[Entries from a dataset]
----

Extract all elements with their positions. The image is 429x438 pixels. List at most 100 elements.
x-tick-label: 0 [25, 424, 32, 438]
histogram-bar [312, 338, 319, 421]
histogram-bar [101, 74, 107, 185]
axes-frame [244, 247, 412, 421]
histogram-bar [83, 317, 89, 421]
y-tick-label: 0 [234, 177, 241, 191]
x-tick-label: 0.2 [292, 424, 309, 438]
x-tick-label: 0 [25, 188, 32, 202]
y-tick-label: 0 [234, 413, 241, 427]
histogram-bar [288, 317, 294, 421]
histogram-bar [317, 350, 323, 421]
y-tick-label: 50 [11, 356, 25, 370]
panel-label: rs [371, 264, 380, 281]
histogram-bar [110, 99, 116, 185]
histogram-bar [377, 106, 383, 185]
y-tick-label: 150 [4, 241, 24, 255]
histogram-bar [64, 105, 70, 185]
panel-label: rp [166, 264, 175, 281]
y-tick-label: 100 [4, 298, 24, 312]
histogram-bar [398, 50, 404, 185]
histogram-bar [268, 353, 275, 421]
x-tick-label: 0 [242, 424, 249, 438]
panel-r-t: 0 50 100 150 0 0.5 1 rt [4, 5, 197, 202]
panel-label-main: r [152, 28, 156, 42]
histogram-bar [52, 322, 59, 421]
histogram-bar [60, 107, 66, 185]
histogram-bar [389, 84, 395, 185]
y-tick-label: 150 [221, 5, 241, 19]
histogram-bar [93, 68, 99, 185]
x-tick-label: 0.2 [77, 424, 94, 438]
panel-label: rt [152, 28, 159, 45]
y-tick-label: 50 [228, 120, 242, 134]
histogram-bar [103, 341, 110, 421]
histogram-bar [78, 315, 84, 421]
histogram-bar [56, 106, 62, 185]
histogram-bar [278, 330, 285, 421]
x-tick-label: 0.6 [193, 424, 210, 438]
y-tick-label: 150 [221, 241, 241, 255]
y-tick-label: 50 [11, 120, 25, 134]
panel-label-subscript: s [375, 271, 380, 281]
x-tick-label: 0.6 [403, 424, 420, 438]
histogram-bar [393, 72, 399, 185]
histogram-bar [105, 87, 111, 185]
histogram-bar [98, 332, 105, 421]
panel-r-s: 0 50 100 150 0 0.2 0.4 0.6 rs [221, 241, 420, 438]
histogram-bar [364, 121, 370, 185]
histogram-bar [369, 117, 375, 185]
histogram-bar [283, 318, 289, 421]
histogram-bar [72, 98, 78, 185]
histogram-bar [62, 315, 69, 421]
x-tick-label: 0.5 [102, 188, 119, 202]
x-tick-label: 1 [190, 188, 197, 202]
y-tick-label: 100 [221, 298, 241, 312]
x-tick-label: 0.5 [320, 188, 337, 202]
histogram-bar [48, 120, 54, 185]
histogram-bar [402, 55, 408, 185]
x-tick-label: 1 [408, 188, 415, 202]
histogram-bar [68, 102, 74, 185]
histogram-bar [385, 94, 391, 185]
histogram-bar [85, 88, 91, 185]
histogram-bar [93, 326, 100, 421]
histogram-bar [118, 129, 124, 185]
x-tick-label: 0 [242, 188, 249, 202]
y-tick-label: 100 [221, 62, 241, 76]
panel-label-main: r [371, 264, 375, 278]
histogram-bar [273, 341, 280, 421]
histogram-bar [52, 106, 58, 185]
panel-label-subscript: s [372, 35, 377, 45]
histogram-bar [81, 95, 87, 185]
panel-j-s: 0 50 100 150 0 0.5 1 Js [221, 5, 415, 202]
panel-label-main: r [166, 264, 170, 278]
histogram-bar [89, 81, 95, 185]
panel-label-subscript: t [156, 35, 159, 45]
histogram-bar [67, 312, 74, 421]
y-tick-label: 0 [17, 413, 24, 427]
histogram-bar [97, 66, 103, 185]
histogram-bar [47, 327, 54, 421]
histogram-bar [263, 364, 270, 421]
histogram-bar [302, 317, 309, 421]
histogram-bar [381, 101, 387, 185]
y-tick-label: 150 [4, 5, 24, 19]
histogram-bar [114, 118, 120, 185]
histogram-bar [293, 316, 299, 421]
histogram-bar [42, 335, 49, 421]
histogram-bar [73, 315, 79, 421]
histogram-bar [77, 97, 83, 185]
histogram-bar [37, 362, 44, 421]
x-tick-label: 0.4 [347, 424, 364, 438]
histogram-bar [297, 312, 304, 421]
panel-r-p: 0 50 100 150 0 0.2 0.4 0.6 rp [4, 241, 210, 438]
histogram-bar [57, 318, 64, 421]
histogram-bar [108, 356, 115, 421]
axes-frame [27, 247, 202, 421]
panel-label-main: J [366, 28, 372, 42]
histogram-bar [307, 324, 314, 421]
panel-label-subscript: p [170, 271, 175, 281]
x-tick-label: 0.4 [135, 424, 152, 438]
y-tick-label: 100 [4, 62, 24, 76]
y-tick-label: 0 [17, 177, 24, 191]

----

* **What this task involves**:
Retype every line of the listing above, character for character.

* **The completed task**:
Extract all elements with their positions. The image is 429x438 pixels. List at most 100 elements.
x-tick-label: 0 [25, 424, 32, 438]
histogram-bar [312, 338, 319, 421]
histogram-bar [101, 74, 107, 185]
axes-frame [244, 247, 412, 421]
histogram-bar [83, 317, 89, 421]
y-tick-label: 0 [234, 177, 241, 191]
x-tick-label: 0.2 [292, 424, 309, 438]
x-tick-label: 0 [25, 188, 32, 202]
y-tick-label: 0 [234, 413, 241, 427]
histogram-bar [288, 317, 294, 421]
histogram-bar [317, 350, 323, 421]
y-tick-label: 50 [11, 356, 25, 370]
panel-label: rs [371, 264, 380, 281]
histogram-bar [110, 99, 116, 185]
histogram-bar [377, 106, 383, 185]
y-tick-label: 150 [4, 241, 24, 255]
histogram-bar [64, 105, 70, 185]
panel-label: rp [166, 264, 175, 281]
y-tick-label: 100 [4, 298, 24, 312]
histogram-bar [398, 50, 404, 185]
histogram-bar [268, 353, 275, 421]
x-tick-label: 0 [242, 424, 249, 438]
panel-r-t: 0 50 100 150 0 0.5 1 rt [4, 5, 197, 202]
panel-label-main: r [152, 28, 156, 42]
histogram-bar [52, 322, 59, 421]
histogram-bar [60, 107, 66, 185]
histogram-bar [389, 84, 395, 185]
y-tick-label: 150 [221, 5, 241, 19]
histogram-bar [93, 68, 99, 185]
x-tick-label: 0.2 [77, 424, 94, 438]
panel-label: rt [152, 28, 159, 45]
y-tick-label: 50 [228, 120, 242, 134]
histogram-bar [103, 341, 110, 421]
histogram-bar [78, 315, 84, 421]
histogram-bar [56, 106, 62, 185]
histogram-bar [278, 330, 285, 421]
x-tick-label: 0.6 [193, 424, 210, 438]
y-tick-label: 150 [221, 241, 241, 255]
y-tick-label: 50 [11, 120, 25, 134]
panel-label-subscript: s [375, 271, 380, 281]
x-tick-label: 0.6 [403, 424, 420, 438]
histogram-bar [393, 72, 399, 185]
histogram-bar [105, 87, 111, 185]
histogram-bar [98, 332, 105, 421]
panel-r-s: 0 50 100 150 0 0.2 0.4 0.6 rs [221, 241, 420, 438]
histogram-bar [364, 121, 370, 185]
histogram-bar [369, 117, 375, 185]
histogram-bar [283, 318, 289, 421]
histogram-bar [72, 98, 78, 185]
histogram-bar [62, 315, 69, 421]
x-tick-label: 0.5 [102, 188, 119, 202]
x-tick-label: 1 [190, 188, 197, 202]
y-tick-label: 100 [221, 298, 241, 312]
x-tick-label: 0.5 [320, 188, 337, 202]
histogram-bar [48, 120, 54, 185]
histogram-bar [402, 55, 408, 185]
x-tick-label: 1 [408, 188, 415, 202]
histogram-bar [68, 102, 74, 185]
histogram-bar [385, 94, 391, 185]
histogram-bar [85, 88, 91, 185]
histogram-bar [93, 326, 100, 421]
histogram-bar [118, 129, 124, 185]
x-tick-label: 0 [242, 188, 249, 202]
y-tick-label: 100 [221, 62, 241, 76]
panel-label-main: r [371, 264, 375, 278]
histogram-bar [273, 341, 280, 421]
histogram-bar [52, 106, 58, 185]
panel-label-subscript: s [372, 35, 377, 45]
histogram-bar [81, 95, 87, 185]
panel-j-s: 0 50 100 150 0 0.5 1 Js [221, 5, 415, 202]
panel-label-main: r [166, 264, 170, 278]
histogram-bar [89, 81, 95, 185]
panel-label-subscript: t [156, 35, 159, 45]
histogram-bar [67, 312, 74, 421]
y-tick-label: 0 [17, 413, 24, 427]
histogram-bar [97, 66, 103, 185]
histogram-bar [47, 327, 54, 421]
histogram-bar [263, 364, 270, 421]
histogram-bar [302, 317, 309, 421]
histogram-bar [381, 101, 387, 185]
y-tick-label: 150 [4, 5, 24, 19]
histogram-bar [114, 118, 120, 185]
histogram-bar [293, 316, 299, 421]
histogram-bar [42, 335, 49, 421]
histogram-bar [73, 315, 79, 421]
histogram-bar [77, 97, 83, 185]
histogram-bar [37, 362, 44, 421]
x-tick-label: 0.4 [347, 424, 364, 438]
histogram-bar [297, 312, 304, 421]
panel-r-p: 0 50 100 150 0 0.2 0.4 0.6 rp [4, 241, 210, 438]
histogram-bar [57, 318, 64, 421]
histogram-bar [108, 356, 115, 421]
axes-frame [27, 247, 202, 421]
panel-label-main: J [366, 28, 372, 42]
histogram-bar [307, 324, 314, 421]
panel-label-subscript: p [170, 271, 175, 281]
x-tick-label: 0.4 [135, 424, 152, 438]
y-tick-label: 100 [4, 62, 24, 76]
y-tick-label: 0 [17, 177, 24, 191]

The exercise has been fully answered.